>>>

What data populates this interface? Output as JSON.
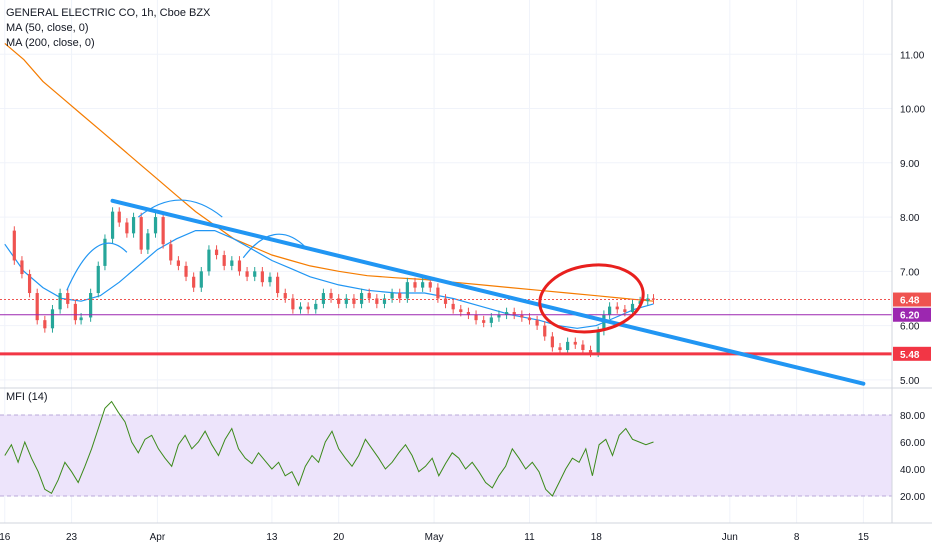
{
  "header": {
    "symbol_line": "GENERAL ELECTRIC CO, 1h, Cboe BZX",
    "ma50_label": "MA (50, close, 0)",
    "ma200_label": "MA (200, close, 0)",
    "mfi_label": "MFI (14)"
  },
  "colors": {
    "up": "#26a69a",
    "down": "#ef5350",
    "ma50": "#2196f3",
    "ma200": "#f57c00",
    "trendline": "#2196f3",
    "support": "#f23645",
    "purple": "#9c27b0",
    "mfi_line": "#3b8a1a",
    "mfi_band": "#ede4fb",
    "circle": "#e8201e"
  },
  "chart_data": [
    {
      "type": "candlestick",
      "ylim": [
        4.85,
        12.0
      ],
      "y_ticks": [
        "5.00",
        "6.00",
        "7.00",
        "8.00",
        "9.00",
        "10.00",
        "11.00"
      ],
      "y_tick_values": [
        5,
        6,
        7,
        8,
        9,
        10,
        11
      ],
      "x_ticks": [
        "16",
        "23",
        "Apr",
        "13",
        "20",
        "May",
        "11",
        "18",
        "Jun",
        "8",
        "15"
      ],
      "x_tick_days": [
        0,
        7,
        16,
        28,
        35,
        45,
        55,
        62,
        76,
        83,
        90
      ],
      "xlim_days": [
        -0.5,
        93
      ],
      "price_labels": [
        {
          "text": "6.48",
          "value": 6.48,
          "color": "#ef5350"
        },
        {
          "text": "6.20",
          "value": 6.2,
          "color": "#9c27b0"
        },
        {
          "text": "5.48",
          "value": 5.48,
          "color": "#f23645"
        }
      ],
      "horizontal_lines": [
        {
          "name": "support",
          "value": 5.48
        },
        {
          "name": "level",
          "value": 6.2
        },
        {
          "name": "last-price",
          "value": 6.48
        }
      ],
      "trendline": {
        "from": [
          11.3,
          8.3
        ],
        "to": [
          90.0,
          4.93
        ]
      },
      "close": [
        [
          0.0,
          7.75
        ],
        [
          1.0,
          7.2
        ],
        [
          1.8,
          6.95
        ],
        [
          2.6,
          6.6
        ],
        [
          3.4,
          6.1
        ],
        [
          4.2,
          5.95
        ],
        [
          5.0,
          6.3
        ],
        [
          5.8,
          6.6
        ],
        [
          6.6,
          6.4
        ],
        [
          7.4,
          6.1
        ],
        [
          8.0,
          6.15
        ],
        [
          9.0,
          6.6
        ],
        [
          9.8,
          7.1
        ],
        [
          10.5,
          7.6
        ],
        [
          11.3,
          8.1
        ],
        [
          12.0,
          7.9
        ],
        [
          12.8,
          7.7
        ],
        [
          13.5,
          8.0
        ],
        [
          14.3,
          7.4
        ],
        [
          15.0,
          7.7
        ],
        [
          15.8,
          8.0
        ],
        [
          16.6,
          7.5
        ],
        [
          17.4,
          7.2
        ],
        [
          18.2,
          7.1
        ],
        [
          19.0,
          6.9
        ],
        [
          19.8,
          6.7
        ],
        [
          20.6,
          7.0
        ],
        [
          21.4,
          7.4
        ],
        [
          22.2,
          7.3
        ],
        [
          23.0,
          7.1
        ],
        [
          23.8,
          7.2
        ],
        [
          24.6,
          7.0
        ],
        [
          25.4,
          6.9
        ],
        [
          26.2,
          7.0
        ],
        [
          27.0,
          6.8
        ],
        [
          27.8,
          6.9
        ],
        [
          28.6,
          6.6
        ],
        [
          29.4,
          6.5
        ],
        [
          30.2,
          6.3
        ],
        [
          31.0,
          6.35
        ],
        [
          31.8,
          6.3
        ],
        [
          32.6,
          6.4
        ],
        [
          33.4,
          6.6
        ],
        [
          34.2,
          6.5
        ],
        [
          35.0,
          6.4
        ],
        [
          35.8,
          6.5
        ],
        [
          36.6,
          6.4
        ],
        [
          37.4,
          6.6
        ],
        [
          38.2,
          6.5
        ],
        [
          39.0,
          6.4
        ],
        [
          39.8,
          6.5
        ],
        [
          40.6,
          6.6
        ],
        [
          41.4,
          6.5
        ],
        [
          42.2,
          6.8
        ],
        [
          43.0,
          6.7
        ],
        [
          43.8,
          6.8
        ],
        [
          44.6,
          6.7
        ],
        [
          45.4,
          6.5
        ],
        [
          46.2,
          6.4
        ],
        [
          47.0,
          6.3
        ],
        [
          47.8,
          6.25
        ],
        [
          48.6,
          6.2
        ],
        [
          49.4,
          6.1
        ],
        [
          50.2,
          6.05
        ],
        [
          51.0,
          6.15
        ],
        [
          51.8,
          6.2
        ],
        [
          52.6,
          6.25
        ],
        [
          53.4,
          6.2
        ],
        [
          54.2,
          6.15
        ],
        [
          55.0,
          6.1
        ],
        [
          55.8,
          6.0
        ],
        [
          56.6,
          5.8
        ],
        [
          57.4,
          5.6
        ],
        [
          58.2,
          5.55
        ],
        [
          59.0,
          5.7
        ],
        [
          59.8,
          5.65
        ],
        [
          60.6,
          5.55
        ],
        [
          61.4,
          5.5
        ],
        [
          62.2,
          5.9
        ],
        [
          62.8,
          6.2
        ],
        [
          63.4,
          6.35
        ],
        [
          64.2,
          6.3
        ],
        [
          65.0,
          6.25
        ],
        [
          65.8,
          6.4
        ],
        [
          66.6,
          6.45
        ],
        [
          67.4,
          6.5
        ],
        [
          68.0,
          6.48
        ]
      ],
      "ma50": [
        [
          0.0,
          7.5
        ],
        [
          2.0,
          7.0
        ],
        [
          4.0,
          6.7
        ],
        [
          6.0,
          6.5
        ],
        [
          8.0,
          6.45
        ],
        [
          10.0,
          6.55
        ],
        [
          12.0,
          6.8
        ],
        [
          14.0,
          7.1
        ],
        [
          16.0,
          7.4
        ],
        [
          18.0,
          7.6
        ],
        [
          20.0,
          7.75
        ],
        [
          22.0,
          7.75
        ],
        [
          24.0,
          7.6
        ],
        [
          26.0,
          7.4
        ],
        [
          28.0,
          7.2
        ],
        [
          30.0,
          7.05
        ],
        [
          32.0,
          6.9
        ],
        [
          35.0,
          6.75
        ],
        [
          38.0,
          6.65
        ],
        [
          41.0,
          6.6
        ],
        [
          44.0,
          6.6
        ],
        [
          47.0,
          6.5
        ],
        [
          50.0,
          6.35
        ],
        [
          53.0,
          6.2
        ],
        [
          56.0,
          6.1
        ],
        [
          58.0,
          6.0
        ],
        [
          60.0,
          5.95
        ],
        [
          62.0,
          6.0
        ],
        [
          64.0,
          6.15
        ],
        [
          66.0,
          6.3
        ],
        [
          68.0,
          6.4
        ]
      ],
      "ma200": [
        [
          0.0,
          11.2
        ],
        [
          2.0,
          10.9
        ],
        [
          4.0,
          10.5
        ],
        [
          6.0,
          10.2
        ],
        [
          8.0,
          9.9
        ],
        [
          10.0,
          9.6
        ],
        [
          12.0,
          9.3
        ],
        [
          14.0,
          9.0
        ],
        [
          16.0,
          8.7
        ],
        [
          18.0,
          8.4
        ],
        [
          20.0,
          8.1
        ],
        [
          22.0,
          7.85
        ],
        [
          24.0,
          7.6
        ],
        [
          26.0,
          7.45
        ],
        [
          28.0,
          7.3
        ],
        [
          30.0,
          7.2
        ],
        [
          32.0,
          7.1
        ],
        [
          35.0,
          7.0
        ],
        [
          38.0,
          6.92
        ],
        [
          41.0,
          6.88
        ],
        [
          44.0,
          6.85
        ],
        [
          47.0,
          6.8
        ],
        [
          50.0,
          6.75
        ],
        [
          53.0,
          6.7
        ],
        [
          56.0,
          6.65
        ],
        [
          59.0,
          6.6
        ],
        [
          62.0,
          6.55
        ],
        [
          65.0,
          6.5
        ],
        [
          68.0,
          6.45
        ]
      ]
    },
    {
      "type": "line",
      "name": "MFI (14)",
      "ylim": [
        0,
        100
      ],
      "y_ticks": [
        "20.00",
        "40.00",
        "60.00",
        "80.00"
      ],
      "y_tick_values": [
        20,
        40,
        60,
        80
      ],
      "band": [
        20,
        80
      ],
      "values": [
        [
          0.0,
          50
        ],
        [
          0.7,
          58
        ],
        [
          1.4,
          45
        ],
        [
          2.1,
          60
        ],
        [
          2.8,
          48
        ],
        [
          3.5,
          38
        ],
        [
          4.2,
          25
        ],
        [
          4.9,
          22
        ],
        [
          5.6,
          32
        ],
        [
          6.3,
          45
        ],
        [
          7.0,
          38
        ],
        [
          7.7,
          30
        ],
        [
          8.4,
          42
        ],
        [
          9.1,
          55
        ],
        [
          9.8,
          70
        ],
        [
          10.5,
          85
        ],
        [
          11.2,
          90
        ],
        [
          11.9,
          82
        ],
        [
          12.6,
          75
        ],
        [
          13.3,
          60
        ],
        [
          14.0,
          52
        ],
        [
          14.7,
          62
        ],
        [
          15.4,
          65
        ],
        [
          16.1,
          55
        ],
        [
          16.8,
          48
        ],
        [
          17.5,
          42
        ],
        [
          18.2,
          58
        ],
        [
          18.9,
          65
        ],
        [
          19.6,
          55
        ],
        [
          20.3,
          60
        ],
        [
          21.0,
          68
        ],
        [
          21.7,
          58
        ],
        [
          22.4,
          50
        ],
        [
          23.1,
          62
        ],
        [
          23.8,
          70
        ],
        [
          24.5,
          55
        ],
        [
          25.2,
          48
        ],
        [
          25.9,
          44
        ],
        [
          26.6,
          52
        ],
        [
          27.3,
          46
        ],
        [
          28.0,
          40
        ],
        [
          28.7,
          45
        ],
        [
          29.4,
          35
        ],
        [
          30.1,
          38
        ],
        [
          30.8,
          28
        ],
        [
          31.5,
          42
        ],
        [
          32.2,
          50
        ],
        [
          32.9,
          45
        ],
        [
          33.6,
          60
        ],
        [
          34.3,
          68
        ],
        [
          35.0,
          55
        ],
        [
          35.7,
          48
        ],
        [
          36.4,
          42
        ],
        [
          37.1,
          50
        ],
        [
          37.8,
          62
        ],
        [
          38.5,
          55
        ],
        [
          39.2,
          48
        ],
        [
          39.9,
          40
        ],
        [
          40.6,
          45
        ],
        [
          41.3,
          52
        ],
        [
          42.0,
          58
        ],
        [
          42.7,
          50
        ],
        [
          43.4,
          38
        ],
        [
          44.1,
          42
        ],
        [
          44.8,
          48
        ],
        [
          45.5,
          35
        ],
        [
          46.2,
          44
        ],
        [
          46.9,
          52
        ],
        [
          47.6,
          48
        ],
        [
          48.3,
          40
        ],
        [
          49.0,
          45
        ],
        [
          49.7,
          38
        ],
        [
          50.4,
          30
        ],
        [
          51.1,
          26
        ],
        [
          51.8,
          35
        ],
        [
          52.5,
          42
        ],
        [
          53.2,
          55
        ],
        [
          53.9,
          48
        ],
        [
          54.6,
          40
        ],
        [
          55.3,
          45
        ],
        [
          56.0,
          38
        ],
        [
          56.7,
          25
        ],
        [
          57.4,
          20
        ],
        [
          58.1,
          30
        ],
        [
          58.8,
          40
        ],
        [
          59.5,
          48
        ],
        [
          60.2,
          45
        ],
        [
          60.9,
          55
        ],
        [
          61.6,
          35
        ],
        [
          62.3,
          58
        ],
        [
          63.0,
          62
        ],
        [
          63.7,
          50
        ],
        [
          64.4,
          65
        ],
        [
          65.1,
          70
        ],
        [
          65.8,
          62
        ],
        [
          66.5,
          60
        ],
        [
          67.2,
          58
        ],
        [
          68.0,
          60
        ]
      ]
    }
  ]
}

<<<

What you will do » Copy out each line of the listing that holds "close".

Task output »
    "ma50_label": "MA (50, close, 0)",
    "ma200_label": "MA (200, close, 0)",
      "close": [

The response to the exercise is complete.